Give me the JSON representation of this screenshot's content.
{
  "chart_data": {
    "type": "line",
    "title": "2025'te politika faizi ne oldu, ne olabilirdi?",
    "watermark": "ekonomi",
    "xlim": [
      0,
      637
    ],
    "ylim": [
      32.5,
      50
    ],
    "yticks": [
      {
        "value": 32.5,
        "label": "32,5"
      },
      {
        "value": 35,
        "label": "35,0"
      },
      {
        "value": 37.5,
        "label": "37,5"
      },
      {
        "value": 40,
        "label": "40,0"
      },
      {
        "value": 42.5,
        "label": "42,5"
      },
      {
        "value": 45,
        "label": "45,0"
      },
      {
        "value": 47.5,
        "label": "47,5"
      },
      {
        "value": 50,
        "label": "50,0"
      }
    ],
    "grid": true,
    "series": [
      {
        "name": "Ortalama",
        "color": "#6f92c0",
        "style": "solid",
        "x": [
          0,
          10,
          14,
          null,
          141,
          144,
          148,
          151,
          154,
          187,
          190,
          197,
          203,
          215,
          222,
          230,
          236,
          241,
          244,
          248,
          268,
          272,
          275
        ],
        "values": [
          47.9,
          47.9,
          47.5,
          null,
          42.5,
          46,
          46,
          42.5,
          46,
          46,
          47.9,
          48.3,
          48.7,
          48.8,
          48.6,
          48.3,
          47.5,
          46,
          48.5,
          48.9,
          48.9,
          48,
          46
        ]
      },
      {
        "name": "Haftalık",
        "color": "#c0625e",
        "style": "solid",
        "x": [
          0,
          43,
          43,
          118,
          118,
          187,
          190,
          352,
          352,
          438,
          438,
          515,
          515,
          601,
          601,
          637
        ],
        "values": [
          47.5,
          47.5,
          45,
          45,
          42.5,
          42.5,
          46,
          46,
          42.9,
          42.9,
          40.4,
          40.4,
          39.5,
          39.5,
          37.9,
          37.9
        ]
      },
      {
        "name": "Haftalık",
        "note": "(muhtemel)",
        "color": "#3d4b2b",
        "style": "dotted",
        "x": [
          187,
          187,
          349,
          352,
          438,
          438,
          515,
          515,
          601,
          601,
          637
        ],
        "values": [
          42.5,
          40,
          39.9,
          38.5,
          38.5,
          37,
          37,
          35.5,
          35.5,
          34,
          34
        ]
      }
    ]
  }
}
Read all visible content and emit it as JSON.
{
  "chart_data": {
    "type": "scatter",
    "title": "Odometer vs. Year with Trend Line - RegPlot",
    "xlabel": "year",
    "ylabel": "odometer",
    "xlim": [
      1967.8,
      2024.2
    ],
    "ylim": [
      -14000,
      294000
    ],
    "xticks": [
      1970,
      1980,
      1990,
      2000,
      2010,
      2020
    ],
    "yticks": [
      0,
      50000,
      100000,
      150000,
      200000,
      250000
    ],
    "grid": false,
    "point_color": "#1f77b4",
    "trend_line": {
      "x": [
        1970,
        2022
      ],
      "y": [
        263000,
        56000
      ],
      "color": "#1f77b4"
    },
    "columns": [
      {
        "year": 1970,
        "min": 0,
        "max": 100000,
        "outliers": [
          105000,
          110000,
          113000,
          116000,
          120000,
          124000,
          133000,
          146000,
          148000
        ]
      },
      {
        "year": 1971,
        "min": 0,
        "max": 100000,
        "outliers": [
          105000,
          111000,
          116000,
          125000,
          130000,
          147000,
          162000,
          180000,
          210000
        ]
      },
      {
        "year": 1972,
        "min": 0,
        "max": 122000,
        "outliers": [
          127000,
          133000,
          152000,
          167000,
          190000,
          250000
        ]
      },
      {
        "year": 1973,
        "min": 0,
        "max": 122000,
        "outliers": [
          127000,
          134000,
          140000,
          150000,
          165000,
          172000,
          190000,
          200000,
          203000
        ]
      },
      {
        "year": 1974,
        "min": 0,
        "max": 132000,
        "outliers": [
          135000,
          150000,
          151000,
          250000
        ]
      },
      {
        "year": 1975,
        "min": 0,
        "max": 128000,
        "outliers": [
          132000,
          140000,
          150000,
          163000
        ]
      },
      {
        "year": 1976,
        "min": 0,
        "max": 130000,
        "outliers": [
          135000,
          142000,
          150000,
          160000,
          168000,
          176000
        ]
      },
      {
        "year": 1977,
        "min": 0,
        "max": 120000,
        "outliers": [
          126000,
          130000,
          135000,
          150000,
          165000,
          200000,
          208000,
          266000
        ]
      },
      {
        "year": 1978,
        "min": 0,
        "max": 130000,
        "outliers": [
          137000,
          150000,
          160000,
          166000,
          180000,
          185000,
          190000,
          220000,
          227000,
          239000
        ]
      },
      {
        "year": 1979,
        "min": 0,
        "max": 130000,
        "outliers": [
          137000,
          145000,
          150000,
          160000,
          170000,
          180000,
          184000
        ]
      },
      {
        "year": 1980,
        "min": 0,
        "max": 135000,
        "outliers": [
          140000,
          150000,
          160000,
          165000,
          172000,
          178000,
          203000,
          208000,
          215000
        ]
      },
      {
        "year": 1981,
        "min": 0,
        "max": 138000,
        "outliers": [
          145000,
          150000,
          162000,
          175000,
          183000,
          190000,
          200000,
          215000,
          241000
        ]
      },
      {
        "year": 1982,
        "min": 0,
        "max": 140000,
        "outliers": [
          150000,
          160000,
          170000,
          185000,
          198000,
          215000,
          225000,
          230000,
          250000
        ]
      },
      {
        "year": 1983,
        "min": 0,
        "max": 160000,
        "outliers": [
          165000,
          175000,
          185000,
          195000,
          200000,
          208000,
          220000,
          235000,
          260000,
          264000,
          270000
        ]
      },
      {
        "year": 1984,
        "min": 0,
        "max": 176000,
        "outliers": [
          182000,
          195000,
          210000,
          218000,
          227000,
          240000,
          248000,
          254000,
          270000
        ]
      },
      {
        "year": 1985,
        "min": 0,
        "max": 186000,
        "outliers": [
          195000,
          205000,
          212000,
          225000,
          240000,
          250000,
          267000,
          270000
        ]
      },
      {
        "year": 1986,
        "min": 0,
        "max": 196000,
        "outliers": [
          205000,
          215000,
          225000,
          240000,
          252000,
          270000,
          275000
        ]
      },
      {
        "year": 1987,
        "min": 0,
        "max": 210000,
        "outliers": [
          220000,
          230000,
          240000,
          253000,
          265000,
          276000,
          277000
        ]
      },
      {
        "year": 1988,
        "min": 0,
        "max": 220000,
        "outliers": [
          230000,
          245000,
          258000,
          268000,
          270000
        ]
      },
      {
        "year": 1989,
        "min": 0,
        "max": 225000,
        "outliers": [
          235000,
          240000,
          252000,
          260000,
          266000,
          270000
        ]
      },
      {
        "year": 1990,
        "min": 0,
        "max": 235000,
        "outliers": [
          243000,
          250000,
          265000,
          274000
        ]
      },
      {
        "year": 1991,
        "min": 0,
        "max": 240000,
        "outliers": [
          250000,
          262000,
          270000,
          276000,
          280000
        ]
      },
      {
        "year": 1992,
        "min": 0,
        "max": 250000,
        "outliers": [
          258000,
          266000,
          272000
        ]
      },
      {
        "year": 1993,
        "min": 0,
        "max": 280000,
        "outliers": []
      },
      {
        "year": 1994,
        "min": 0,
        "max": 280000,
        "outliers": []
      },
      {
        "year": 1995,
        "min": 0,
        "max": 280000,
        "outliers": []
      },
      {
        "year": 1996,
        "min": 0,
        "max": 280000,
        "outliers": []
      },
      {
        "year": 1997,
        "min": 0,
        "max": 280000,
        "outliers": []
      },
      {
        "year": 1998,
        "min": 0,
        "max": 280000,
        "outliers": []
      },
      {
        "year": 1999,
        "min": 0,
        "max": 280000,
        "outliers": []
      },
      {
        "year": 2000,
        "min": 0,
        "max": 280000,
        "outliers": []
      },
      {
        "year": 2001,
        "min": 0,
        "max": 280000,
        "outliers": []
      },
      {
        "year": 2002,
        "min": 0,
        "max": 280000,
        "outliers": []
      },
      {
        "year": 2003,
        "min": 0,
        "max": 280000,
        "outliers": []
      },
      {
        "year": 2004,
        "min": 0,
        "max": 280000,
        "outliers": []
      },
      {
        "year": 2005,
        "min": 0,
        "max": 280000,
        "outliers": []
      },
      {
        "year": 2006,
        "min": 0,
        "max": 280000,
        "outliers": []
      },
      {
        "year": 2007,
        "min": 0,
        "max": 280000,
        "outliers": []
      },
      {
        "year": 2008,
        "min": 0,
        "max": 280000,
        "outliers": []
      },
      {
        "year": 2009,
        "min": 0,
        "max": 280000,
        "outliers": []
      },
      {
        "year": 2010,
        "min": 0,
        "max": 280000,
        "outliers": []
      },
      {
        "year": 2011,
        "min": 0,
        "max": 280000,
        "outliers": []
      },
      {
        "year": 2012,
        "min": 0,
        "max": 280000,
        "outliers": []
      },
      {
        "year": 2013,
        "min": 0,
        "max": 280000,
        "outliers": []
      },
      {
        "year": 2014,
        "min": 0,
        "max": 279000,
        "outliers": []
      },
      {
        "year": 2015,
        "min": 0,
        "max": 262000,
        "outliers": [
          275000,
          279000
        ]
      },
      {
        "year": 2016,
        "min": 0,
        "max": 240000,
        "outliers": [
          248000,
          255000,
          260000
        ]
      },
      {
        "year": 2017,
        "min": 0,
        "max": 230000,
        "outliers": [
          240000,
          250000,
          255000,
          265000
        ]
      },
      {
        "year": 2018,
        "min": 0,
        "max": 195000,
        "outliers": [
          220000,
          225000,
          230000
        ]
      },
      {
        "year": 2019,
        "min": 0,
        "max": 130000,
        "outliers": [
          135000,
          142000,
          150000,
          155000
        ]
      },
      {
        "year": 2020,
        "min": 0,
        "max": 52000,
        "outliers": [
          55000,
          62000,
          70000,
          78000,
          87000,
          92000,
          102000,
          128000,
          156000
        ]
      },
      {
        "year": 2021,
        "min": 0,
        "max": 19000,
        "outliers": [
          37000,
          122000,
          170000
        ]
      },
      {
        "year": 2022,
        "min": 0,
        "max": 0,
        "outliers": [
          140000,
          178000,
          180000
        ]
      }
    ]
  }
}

§ §

Task description ::
Find the word "content" in the data and show each line that holds it.

Exercise solution ::
Give me the JSON representation of this screenshot's content.
Read all visible content and emit it as JSON.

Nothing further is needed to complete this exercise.